_Required task:_ Count every line where "силу" shows up, and give that number only.

Stored data entries
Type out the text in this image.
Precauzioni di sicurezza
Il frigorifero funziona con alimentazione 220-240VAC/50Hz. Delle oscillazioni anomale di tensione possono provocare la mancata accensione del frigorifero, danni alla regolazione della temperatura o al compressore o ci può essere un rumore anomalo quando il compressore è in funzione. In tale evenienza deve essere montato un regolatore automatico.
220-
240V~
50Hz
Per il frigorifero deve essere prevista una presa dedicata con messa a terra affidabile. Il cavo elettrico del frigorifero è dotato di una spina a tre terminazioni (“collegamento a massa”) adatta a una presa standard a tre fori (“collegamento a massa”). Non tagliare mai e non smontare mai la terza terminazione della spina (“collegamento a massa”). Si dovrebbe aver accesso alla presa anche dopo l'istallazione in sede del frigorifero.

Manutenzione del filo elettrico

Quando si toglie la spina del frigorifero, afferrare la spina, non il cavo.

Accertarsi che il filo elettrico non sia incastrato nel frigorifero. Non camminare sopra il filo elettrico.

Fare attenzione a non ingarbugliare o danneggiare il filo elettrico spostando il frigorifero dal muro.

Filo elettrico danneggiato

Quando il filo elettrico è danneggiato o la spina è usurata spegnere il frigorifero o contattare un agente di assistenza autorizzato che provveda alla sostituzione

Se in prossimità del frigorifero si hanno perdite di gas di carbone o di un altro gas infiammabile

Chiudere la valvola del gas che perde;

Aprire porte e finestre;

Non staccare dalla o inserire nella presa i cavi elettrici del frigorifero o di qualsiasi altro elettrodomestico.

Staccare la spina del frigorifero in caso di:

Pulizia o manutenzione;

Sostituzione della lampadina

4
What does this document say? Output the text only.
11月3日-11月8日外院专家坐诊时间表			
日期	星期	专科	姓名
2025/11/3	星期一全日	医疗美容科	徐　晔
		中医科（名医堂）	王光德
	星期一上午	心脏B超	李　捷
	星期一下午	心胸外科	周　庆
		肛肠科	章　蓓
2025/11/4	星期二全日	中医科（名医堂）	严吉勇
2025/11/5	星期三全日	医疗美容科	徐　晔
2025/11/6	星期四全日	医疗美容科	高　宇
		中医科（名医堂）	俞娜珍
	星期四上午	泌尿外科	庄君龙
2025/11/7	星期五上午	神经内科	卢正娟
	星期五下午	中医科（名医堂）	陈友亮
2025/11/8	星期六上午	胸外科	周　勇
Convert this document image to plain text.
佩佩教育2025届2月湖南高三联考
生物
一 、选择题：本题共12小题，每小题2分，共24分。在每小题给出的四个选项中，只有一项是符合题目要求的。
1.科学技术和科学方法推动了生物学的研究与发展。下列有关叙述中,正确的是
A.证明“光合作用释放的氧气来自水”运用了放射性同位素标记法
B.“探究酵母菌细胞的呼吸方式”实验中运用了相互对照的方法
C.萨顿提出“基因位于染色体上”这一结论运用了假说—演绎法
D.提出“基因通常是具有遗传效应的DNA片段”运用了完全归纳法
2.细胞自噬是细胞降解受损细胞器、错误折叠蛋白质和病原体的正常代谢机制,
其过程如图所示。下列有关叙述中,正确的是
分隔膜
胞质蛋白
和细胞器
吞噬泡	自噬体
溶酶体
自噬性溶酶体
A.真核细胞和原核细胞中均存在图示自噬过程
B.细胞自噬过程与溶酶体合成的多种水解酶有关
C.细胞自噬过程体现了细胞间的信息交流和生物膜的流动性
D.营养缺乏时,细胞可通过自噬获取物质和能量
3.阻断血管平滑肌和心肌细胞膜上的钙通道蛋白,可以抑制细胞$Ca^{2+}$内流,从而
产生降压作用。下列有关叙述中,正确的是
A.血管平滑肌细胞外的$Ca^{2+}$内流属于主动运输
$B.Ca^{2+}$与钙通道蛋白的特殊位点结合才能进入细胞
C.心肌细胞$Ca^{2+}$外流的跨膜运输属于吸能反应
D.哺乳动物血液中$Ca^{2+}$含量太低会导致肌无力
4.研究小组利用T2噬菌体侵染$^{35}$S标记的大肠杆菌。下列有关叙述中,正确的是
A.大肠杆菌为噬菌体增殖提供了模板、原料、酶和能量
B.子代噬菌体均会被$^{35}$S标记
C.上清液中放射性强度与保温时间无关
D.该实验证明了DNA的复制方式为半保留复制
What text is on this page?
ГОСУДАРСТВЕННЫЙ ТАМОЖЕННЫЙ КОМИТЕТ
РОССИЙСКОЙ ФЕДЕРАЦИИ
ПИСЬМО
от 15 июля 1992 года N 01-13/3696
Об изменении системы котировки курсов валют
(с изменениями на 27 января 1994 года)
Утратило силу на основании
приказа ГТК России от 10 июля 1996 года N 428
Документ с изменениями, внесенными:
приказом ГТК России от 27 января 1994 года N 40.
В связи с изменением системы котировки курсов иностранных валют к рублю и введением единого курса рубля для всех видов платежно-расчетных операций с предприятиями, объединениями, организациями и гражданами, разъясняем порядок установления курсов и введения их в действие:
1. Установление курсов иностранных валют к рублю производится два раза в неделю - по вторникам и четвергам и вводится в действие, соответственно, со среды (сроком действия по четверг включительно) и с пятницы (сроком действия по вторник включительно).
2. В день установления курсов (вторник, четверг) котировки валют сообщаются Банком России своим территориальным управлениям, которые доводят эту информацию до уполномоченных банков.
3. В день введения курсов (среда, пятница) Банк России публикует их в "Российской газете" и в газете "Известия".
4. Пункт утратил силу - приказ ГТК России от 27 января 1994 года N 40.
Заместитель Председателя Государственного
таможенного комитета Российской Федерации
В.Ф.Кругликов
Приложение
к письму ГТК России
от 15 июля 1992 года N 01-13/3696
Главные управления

_Task output:_ 2